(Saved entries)
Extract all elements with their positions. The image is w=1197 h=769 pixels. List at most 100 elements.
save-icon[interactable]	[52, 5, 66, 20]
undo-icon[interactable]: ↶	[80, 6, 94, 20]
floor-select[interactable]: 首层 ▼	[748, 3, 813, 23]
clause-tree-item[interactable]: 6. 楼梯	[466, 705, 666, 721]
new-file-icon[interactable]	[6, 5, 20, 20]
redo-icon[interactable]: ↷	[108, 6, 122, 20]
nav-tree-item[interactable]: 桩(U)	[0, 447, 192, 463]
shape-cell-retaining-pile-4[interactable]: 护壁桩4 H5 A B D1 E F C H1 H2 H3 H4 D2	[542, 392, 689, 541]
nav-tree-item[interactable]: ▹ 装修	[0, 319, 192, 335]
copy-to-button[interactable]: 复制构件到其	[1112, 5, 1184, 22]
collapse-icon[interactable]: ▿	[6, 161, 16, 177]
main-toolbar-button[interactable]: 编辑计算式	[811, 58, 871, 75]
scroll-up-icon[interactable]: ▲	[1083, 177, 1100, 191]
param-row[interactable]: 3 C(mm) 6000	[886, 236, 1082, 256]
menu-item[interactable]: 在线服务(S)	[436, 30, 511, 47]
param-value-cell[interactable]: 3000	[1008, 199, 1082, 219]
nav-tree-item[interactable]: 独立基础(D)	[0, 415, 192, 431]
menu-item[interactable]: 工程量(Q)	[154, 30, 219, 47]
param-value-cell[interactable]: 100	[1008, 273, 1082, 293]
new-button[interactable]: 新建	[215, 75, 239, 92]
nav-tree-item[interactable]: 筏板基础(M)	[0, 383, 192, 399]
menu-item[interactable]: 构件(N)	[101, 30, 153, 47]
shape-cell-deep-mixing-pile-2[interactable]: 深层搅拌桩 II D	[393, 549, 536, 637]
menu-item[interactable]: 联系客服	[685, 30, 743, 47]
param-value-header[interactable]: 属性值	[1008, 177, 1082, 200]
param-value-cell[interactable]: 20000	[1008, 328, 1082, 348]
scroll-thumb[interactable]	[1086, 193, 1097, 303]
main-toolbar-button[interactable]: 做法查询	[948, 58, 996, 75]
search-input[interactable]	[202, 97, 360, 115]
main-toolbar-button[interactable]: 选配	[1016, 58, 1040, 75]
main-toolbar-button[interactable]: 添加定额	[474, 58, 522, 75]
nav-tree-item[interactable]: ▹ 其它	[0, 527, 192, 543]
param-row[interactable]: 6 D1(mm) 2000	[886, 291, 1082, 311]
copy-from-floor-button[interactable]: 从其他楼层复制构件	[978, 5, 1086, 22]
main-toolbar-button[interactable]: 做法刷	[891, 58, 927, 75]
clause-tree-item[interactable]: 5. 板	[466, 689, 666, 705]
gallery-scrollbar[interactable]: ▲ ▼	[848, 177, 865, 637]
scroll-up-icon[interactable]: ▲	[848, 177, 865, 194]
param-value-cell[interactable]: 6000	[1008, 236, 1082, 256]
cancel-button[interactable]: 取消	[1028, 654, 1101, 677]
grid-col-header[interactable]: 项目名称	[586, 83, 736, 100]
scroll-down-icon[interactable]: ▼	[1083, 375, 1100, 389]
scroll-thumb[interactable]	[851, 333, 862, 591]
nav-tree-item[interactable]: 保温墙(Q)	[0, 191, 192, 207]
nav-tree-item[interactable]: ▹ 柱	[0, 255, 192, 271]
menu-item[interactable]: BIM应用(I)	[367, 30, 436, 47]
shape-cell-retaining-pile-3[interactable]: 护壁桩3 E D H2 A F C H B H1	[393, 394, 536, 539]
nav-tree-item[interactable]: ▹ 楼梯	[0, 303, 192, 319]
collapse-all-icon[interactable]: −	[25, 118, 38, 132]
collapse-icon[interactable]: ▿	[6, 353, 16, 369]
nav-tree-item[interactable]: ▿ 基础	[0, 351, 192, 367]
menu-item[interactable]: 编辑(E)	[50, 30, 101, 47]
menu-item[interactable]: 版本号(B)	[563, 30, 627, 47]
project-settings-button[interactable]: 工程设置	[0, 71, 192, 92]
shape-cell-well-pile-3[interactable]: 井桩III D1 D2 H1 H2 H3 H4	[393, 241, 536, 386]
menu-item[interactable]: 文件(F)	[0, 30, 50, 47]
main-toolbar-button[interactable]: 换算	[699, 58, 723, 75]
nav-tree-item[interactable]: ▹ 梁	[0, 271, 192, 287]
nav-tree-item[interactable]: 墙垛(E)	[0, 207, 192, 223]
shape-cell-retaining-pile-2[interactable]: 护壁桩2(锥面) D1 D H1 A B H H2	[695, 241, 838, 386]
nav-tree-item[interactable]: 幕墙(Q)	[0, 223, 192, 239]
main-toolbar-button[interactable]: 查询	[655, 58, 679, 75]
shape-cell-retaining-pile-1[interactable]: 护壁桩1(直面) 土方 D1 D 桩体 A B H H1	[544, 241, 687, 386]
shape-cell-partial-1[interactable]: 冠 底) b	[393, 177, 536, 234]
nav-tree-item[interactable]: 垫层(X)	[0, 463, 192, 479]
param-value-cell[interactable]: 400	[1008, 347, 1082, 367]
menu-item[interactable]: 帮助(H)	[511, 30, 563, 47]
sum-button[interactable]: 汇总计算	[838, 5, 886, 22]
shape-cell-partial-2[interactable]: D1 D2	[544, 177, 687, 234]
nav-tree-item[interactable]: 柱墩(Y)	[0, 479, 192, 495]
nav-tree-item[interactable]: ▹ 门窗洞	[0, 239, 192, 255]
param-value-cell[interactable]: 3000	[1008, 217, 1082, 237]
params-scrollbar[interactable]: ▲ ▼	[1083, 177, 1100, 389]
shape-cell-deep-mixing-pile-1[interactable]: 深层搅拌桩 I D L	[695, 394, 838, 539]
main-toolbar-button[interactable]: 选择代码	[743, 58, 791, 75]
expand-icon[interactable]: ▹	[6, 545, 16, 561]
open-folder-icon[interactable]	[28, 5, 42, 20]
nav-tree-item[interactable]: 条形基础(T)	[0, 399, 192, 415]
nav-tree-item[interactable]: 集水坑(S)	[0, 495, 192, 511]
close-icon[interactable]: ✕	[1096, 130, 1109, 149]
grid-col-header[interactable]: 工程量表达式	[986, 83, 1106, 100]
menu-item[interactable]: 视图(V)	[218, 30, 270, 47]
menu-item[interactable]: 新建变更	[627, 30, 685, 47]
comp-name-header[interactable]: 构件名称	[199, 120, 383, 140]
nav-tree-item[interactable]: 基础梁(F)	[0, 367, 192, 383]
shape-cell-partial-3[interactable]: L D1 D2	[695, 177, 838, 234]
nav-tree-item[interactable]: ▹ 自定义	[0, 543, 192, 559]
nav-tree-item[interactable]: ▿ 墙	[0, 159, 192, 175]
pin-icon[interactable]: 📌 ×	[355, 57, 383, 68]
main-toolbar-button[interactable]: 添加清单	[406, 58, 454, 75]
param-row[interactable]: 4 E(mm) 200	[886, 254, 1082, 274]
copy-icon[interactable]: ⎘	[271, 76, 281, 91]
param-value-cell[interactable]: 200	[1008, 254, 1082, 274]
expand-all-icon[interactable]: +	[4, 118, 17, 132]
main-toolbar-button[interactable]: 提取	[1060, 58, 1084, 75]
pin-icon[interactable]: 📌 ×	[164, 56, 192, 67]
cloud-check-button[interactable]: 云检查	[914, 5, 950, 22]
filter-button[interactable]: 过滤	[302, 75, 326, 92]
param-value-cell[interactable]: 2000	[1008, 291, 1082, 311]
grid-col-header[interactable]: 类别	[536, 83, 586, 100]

* Instruction *
Reproduce word for word the lines of the listing, from its first line through the line that contains "6, 122, 20]", including both of those lines.

* Answer for this exercise *
Extract all elements with their positions. The image is w=1197 h=769 pixels. List at most 100 elements.
save-icon[interactable]	[52, 5, 66, 20]
undo-icon[interactable]: ↶	[80, 6, 94, 20]
floor-select[interactable]: 首层 ▼	[748, 3, 813, 23]
clause-tree-item[interactable]: 6. 楼梯	[466, 705, 666, 721]
new-file-icon[interactable]	[6, 5, 20, 20]
redo-icon[interactable]: ↷	[108, 6, 122, 20]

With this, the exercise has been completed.